> _Instructions for the task_:
The records below are to be repeated in full, exactly as they are.

> _Dataset content_:
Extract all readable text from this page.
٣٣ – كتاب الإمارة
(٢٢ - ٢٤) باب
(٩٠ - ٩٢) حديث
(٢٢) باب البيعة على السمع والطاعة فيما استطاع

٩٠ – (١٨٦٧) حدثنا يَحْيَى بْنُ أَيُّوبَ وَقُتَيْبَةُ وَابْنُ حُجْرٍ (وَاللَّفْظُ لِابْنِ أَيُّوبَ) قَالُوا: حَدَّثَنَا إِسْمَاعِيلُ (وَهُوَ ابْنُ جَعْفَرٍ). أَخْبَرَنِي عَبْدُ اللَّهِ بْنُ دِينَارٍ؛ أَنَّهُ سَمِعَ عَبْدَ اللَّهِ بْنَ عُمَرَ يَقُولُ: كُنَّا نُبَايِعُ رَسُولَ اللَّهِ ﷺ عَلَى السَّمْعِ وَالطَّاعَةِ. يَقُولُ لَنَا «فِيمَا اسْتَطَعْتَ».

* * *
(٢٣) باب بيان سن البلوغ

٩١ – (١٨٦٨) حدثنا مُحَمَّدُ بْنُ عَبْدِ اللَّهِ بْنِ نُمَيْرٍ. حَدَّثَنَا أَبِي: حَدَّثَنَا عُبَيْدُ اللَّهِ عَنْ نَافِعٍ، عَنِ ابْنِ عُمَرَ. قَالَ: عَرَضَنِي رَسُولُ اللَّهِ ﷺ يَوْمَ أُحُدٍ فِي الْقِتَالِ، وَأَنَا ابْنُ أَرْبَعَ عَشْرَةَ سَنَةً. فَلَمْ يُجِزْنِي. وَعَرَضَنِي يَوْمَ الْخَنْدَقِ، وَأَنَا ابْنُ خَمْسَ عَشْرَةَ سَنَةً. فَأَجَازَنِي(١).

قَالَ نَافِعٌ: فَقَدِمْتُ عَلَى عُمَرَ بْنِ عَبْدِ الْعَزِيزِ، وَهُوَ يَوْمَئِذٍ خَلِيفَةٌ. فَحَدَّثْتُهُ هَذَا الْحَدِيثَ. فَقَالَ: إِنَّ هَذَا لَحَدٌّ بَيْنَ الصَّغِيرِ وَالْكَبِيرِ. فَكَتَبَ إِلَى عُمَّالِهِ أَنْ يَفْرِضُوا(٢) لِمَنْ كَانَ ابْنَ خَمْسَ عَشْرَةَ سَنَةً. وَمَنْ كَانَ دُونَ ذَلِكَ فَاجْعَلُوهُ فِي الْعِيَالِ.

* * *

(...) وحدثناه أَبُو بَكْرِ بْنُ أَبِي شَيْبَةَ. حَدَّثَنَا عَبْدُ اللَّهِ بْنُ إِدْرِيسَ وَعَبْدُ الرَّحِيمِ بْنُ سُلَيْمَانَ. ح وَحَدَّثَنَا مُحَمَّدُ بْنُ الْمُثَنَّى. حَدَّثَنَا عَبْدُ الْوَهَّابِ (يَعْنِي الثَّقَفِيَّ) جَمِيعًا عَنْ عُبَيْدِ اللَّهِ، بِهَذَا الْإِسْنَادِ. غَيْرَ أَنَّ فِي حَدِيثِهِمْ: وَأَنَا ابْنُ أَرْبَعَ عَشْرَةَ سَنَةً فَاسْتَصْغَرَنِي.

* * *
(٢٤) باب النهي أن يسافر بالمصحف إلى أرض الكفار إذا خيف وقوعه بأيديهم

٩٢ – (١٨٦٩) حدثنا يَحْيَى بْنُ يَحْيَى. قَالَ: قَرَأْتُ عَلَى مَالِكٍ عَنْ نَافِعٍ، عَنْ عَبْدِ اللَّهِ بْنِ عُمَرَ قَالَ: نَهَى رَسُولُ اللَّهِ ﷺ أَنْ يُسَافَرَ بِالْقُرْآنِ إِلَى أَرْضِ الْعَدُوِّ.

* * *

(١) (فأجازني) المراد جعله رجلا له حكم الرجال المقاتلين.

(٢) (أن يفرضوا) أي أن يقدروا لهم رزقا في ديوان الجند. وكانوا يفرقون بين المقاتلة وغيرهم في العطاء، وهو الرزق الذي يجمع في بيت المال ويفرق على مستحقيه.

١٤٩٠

> _Written response_:
Extract all readable text from this page.
٣٣ – كتاب الإمارة
(٢٢ - ٢٤) باب
(٩٠ - ٩٢) حديث
(٢٢) باب البيعة على السمع والطاعة فيما استطاع

٩٠ – (١٨٦٧) حدثنا يَحْيَى بْنُ أَيُّوبَ وَقُتَيْبَةُ وَابْنُ حُجْرٍ (وَاللَّفْظُ لِابْنِ أَيُّوبَ) قَالُوا: حَدَّثَنَا إِسْمَاعِيلُ (وَهُوَ ابْنُ جَعْفَرٍ). أَخْبَرَنِي عَبْدُ اللَّهِ بْنُ دِينَارٍ؛ أَنَّهُ سَمِعَ عَبْدَ اللَّهِ بْنَ عُمَرَ يَقُولُ: كُنَّا نُبَايِعُ رَسُولَ اللَّهِ ﷺ عَلَى السَّمْعِ وَالطَّاعَةِ. يَقُولُ لَنَا «فِيمَا اسْتَطَعْتَ».

* * *
(٢٣) باب بيان سن البلوغ

٩١ – (١٨٦٨) حدثنا مُحَمَّدُ بْنُ عَبْدِ اللَّهِ بْنِ نُمَيْرٍ. حَدَّثَنَا أَبِي: حَدَّثَنَا عُبَيْدُ اللَّهِ عَنْ نَافِعٍ، عَنِ ابْنِ عُمَرَ. قَالَ: عَرَضَنِي رَسُولُ اللَّهِ ﷺ يَوْمَ أُحُدٍ فِي الْقِتَالِ، وَأَنَا ابْنُ أَرْبَعَ عَشْرَةَ سَنَةً. فَلَمْ يُجِزْنِي. وَعَرَضَنِي يَوْمَ الْخَنْدَقِ، وَأَنَا ابْنُ خَمْسَ عَشْرَةَ سَنَةً. فَأَجَازَنِي(١).

قَالَ نَافِعٌ: فَقَدِمْتُ عَلَى عُمَرَ بْنِ عَبْدِ الْعَزِيزِ، وَهُوَ يَوْمَئِذٍ خَلِيفَةٌ. فَحَدَّثْتُهُ هَذَا الْحَدِيثَ. فَقَالَ: إِنَّ هَذَا لَحَدٌّ بَيْنَ الصَّغِيرِ وَالْكَبِيرِ. فَكَتَبَ إِلَى عُمَّالِهِ أَنْ يَفْرِضُوا(٢) لِمَنْ كَانَ ابْنَ خَمْسَ عَشْرَةَ سَنَةً. وَمَنْ كَانَ دُونَ ذَلِكَ فَاجْعَلُوهُ فِي الْعِيَالِ.

* * *

(...) وحدثناه أَبُو بَكْرِ بْنُ أَبِي شَيْبَةَ. حَدَّثَنَا عَبْدُ اللَّهِ بْنُ إِدْرِيسَ وَعَبْدُ الرَّحِيمِ بْنُ سُلَيْمَانَ. ح وَحَدَّثَنَا مُحَمَّدُ بْنُ الْمُثَنَّى. حَدَّثَنَا عَبْدُ الْوَهَّابِ (يَعْنِي الثَّقَفِيَّ) جَمِيعًا عَنْ عُبَيْدِ اللَّهِ، بِهَذَا الْإِسْنَادِ. غَيْرَ أَنَّ فِي حَدِيثِهِمْ: وَأَنَا ابْنُ أَرْبَعَ عَشْرَةَ سَنَةً فَاسْتَصْغَرَنِي.

* * *
(٢٤) باب النهي أن يسافر بالمصحف إلى أرض الكفار إذا خيف وقوعه بأيديهم

٩٢ – (١٨٦٩) حدثنا يَحْيَى بْنُ يَحْيَى. قَالَ: قَرَأْتُ عَلَى مَالِكٍ عَنْ نَافِعٍ، عَنْ عَبْدِ اللَّهِ بْنِ عُمَرَ قَالَ: نَهَى رَسُولُ اللَّهِ ﷺ أَنْ يُسَافَرَ بِالْقُرْآنِ إِلَى أَرْضِ الْعَدُوِّ.

* * *

(١) (فأجازني) المراد جعله رجلا له حكم الرجال المقاتلين.

(٢) (أن يفرضوا) أي أن يقدروا لهم رزقا في ديوان الجند. وكانوا يفرقون بين المقاتلة وغيرهم في العطاء، وهو الرزق الذي يجمع في بيت المال ويفرق على مستحقيه.

١٤٩٠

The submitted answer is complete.